### Task instructions
Any picture among the records should be left out, please; retype the rest exactly.

### Information shown
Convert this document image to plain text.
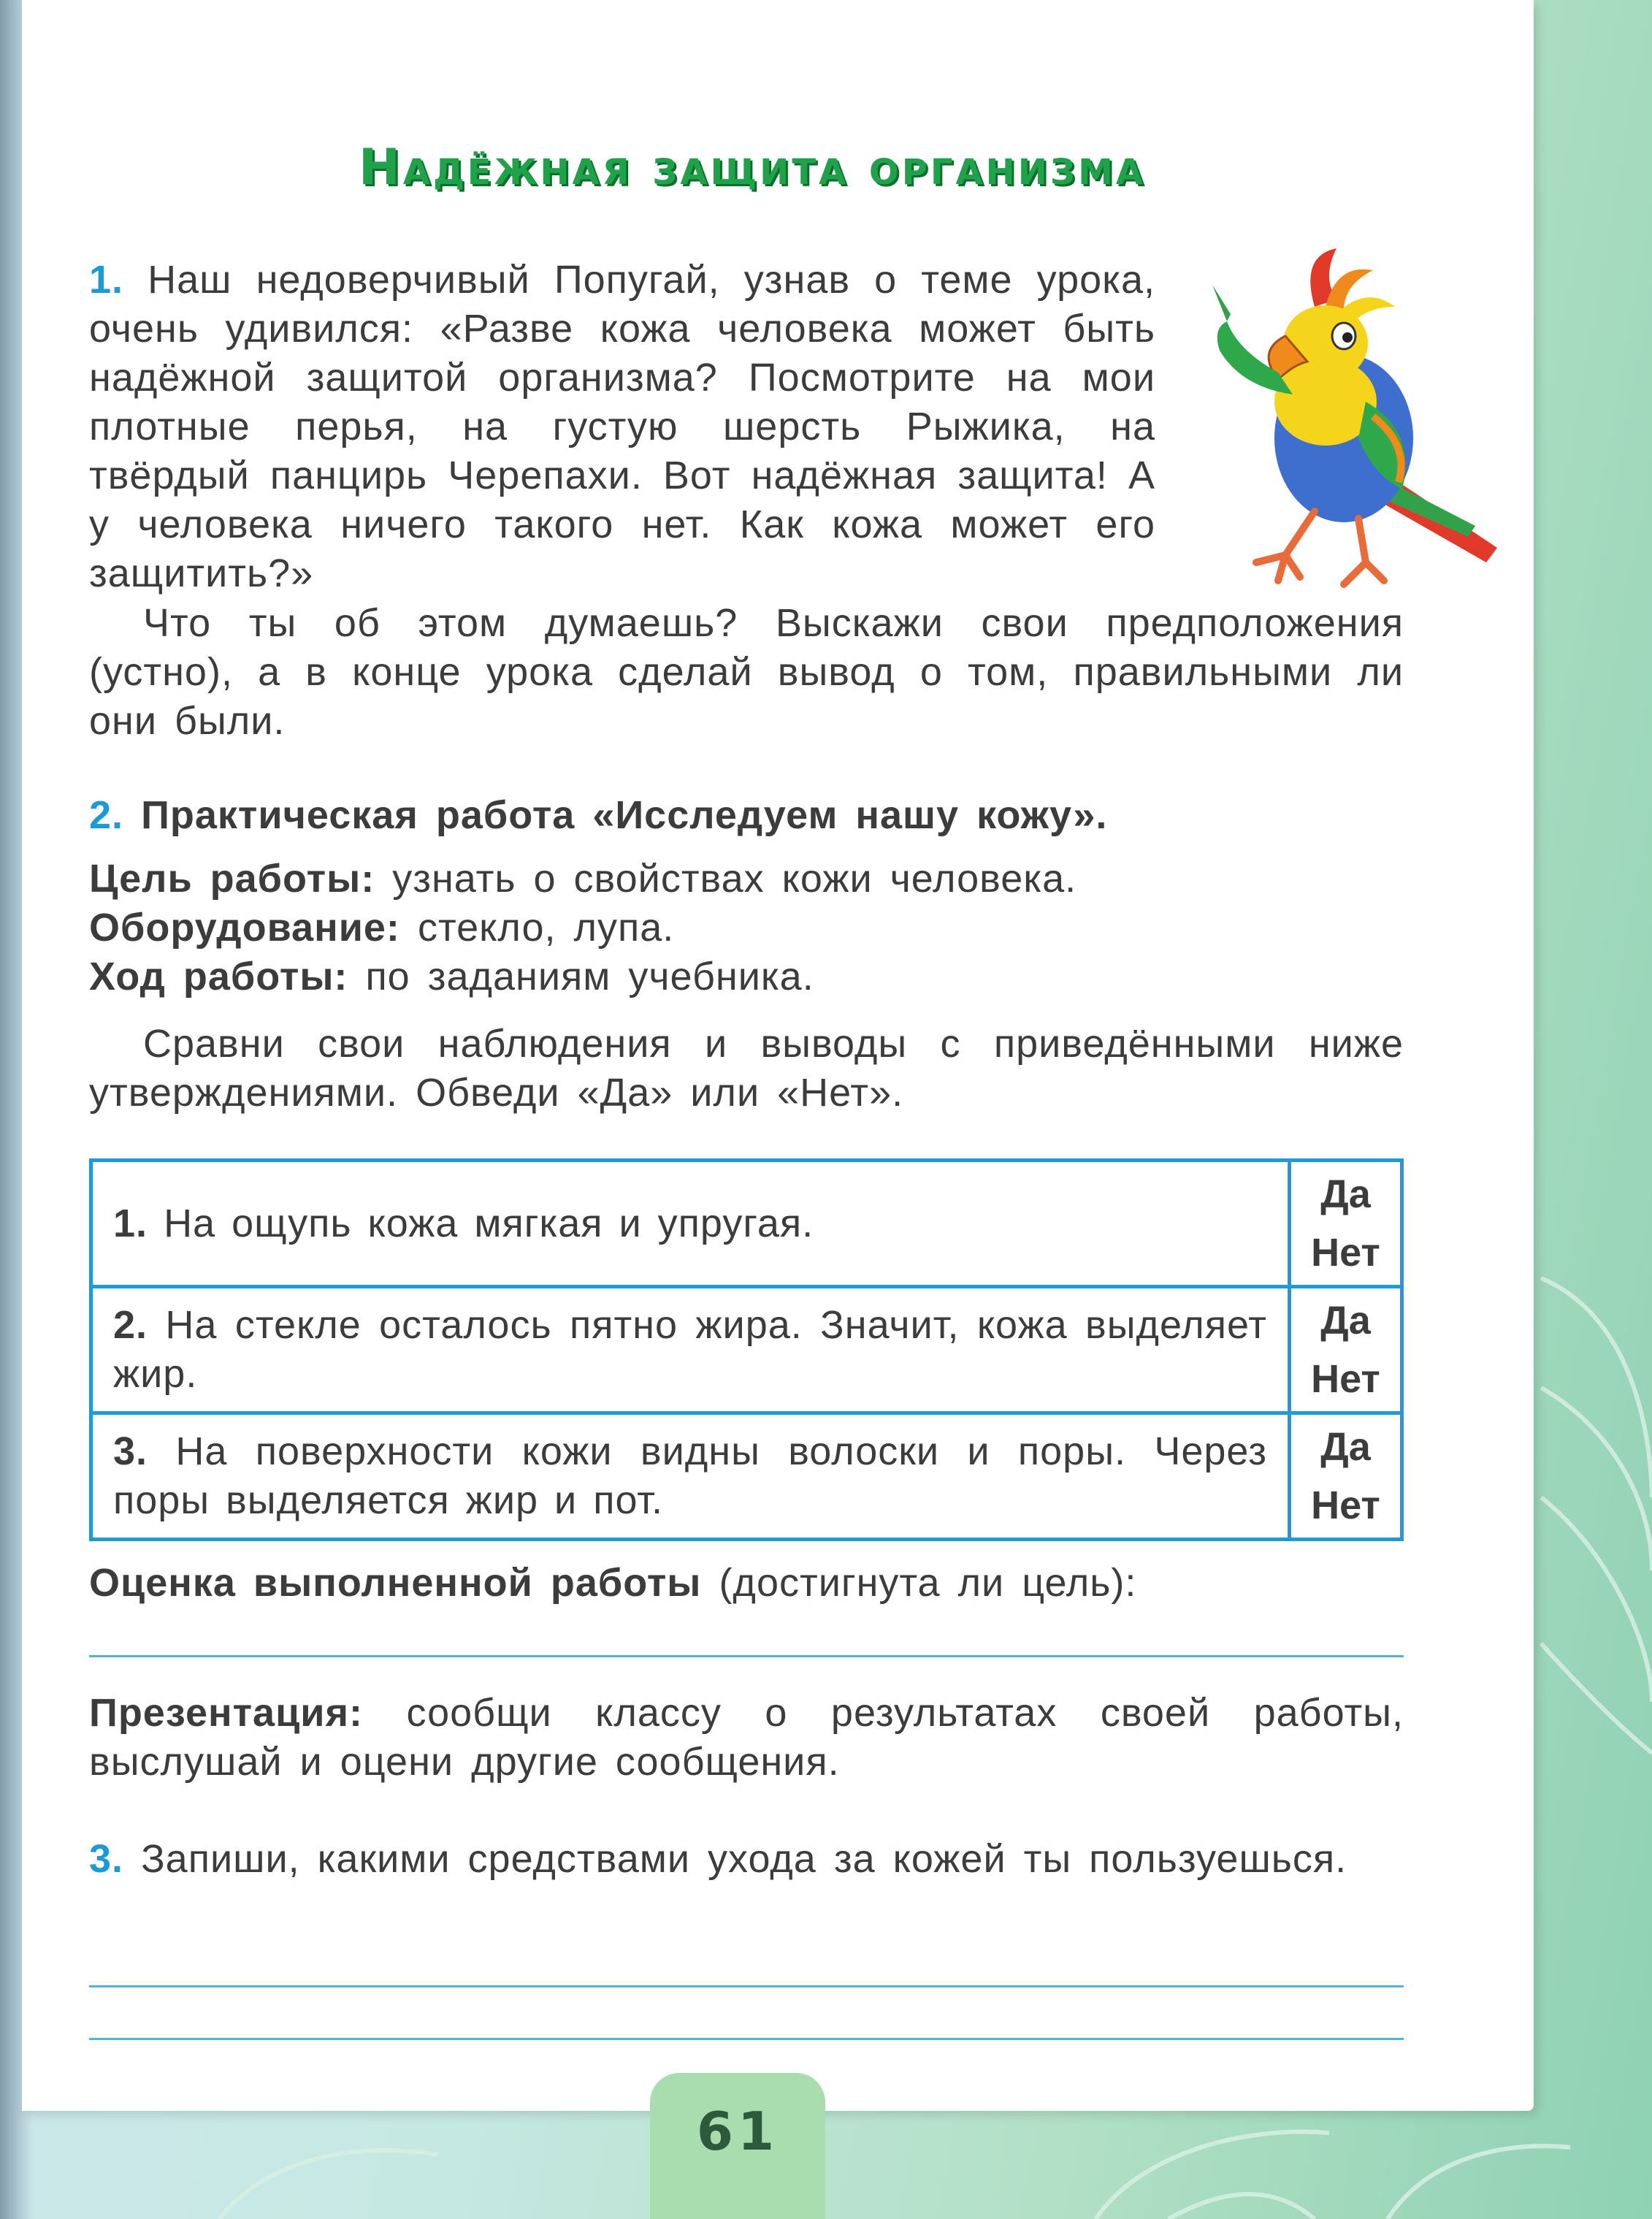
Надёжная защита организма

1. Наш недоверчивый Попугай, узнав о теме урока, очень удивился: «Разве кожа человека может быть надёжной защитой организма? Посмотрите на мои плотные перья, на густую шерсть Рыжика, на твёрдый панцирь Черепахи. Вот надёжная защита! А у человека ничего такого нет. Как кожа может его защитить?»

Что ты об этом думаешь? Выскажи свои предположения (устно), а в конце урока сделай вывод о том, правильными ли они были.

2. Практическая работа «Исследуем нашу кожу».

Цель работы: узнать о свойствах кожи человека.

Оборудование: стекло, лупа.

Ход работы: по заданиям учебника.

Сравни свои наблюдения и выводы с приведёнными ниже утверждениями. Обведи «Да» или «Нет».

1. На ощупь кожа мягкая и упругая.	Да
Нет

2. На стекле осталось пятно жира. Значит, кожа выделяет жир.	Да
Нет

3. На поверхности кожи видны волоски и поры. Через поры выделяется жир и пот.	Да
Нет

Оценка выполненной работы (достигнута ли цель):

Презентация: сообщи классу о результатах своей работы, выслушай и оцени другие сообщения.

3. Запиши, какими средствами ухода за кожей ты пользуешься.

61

### Written answer
Convert this document image to plain text.
Надёжная защита организма

1. Наш недоверчивый Попугай, узнав о теме урока, очень удивился: «Разве кожа человека может быть надёжной защитой организма? Посмотрите на мои плотные перья, на густую шерсть Рыжика, на твёрдый панцирь Черепахи. Вот надёжная защита! А у человека ничего такого нет. Как кожа может его защитить?»

Что ты об этом думаешь? Выскажи свои предположения (устно), а в конце урока сделай вывод о том, правильными ли они были.

2. Практическая работа «Исследуем нашу кожу».

Цель работы: узнать о свойствах кожи человека.

Оборудование: стекло, лупа.

Ход работы: по заданиям учебника.

Сравни свои наблюдения и выводы с приведёнными ниже утверждениями. Обведи «Да» или «Нет».

1. На ощупь кожа мягкая и упругая.	Да
Нет

2. На стекле осталось пятно жира. Значит, кожа выделяет жир.	Да
Нет

3. На поверхности кожи видны волоски и поры. Через поры выделяется жир и пот.	Да
Нет

Оценка выполненной работы (достигнута ли цель):

Презентация: сообщи классу о результатах своей работы, выслушай и оцени другие сообщения.

3. Запиши, какими средствами ухода за кожей ты пользуешься.

61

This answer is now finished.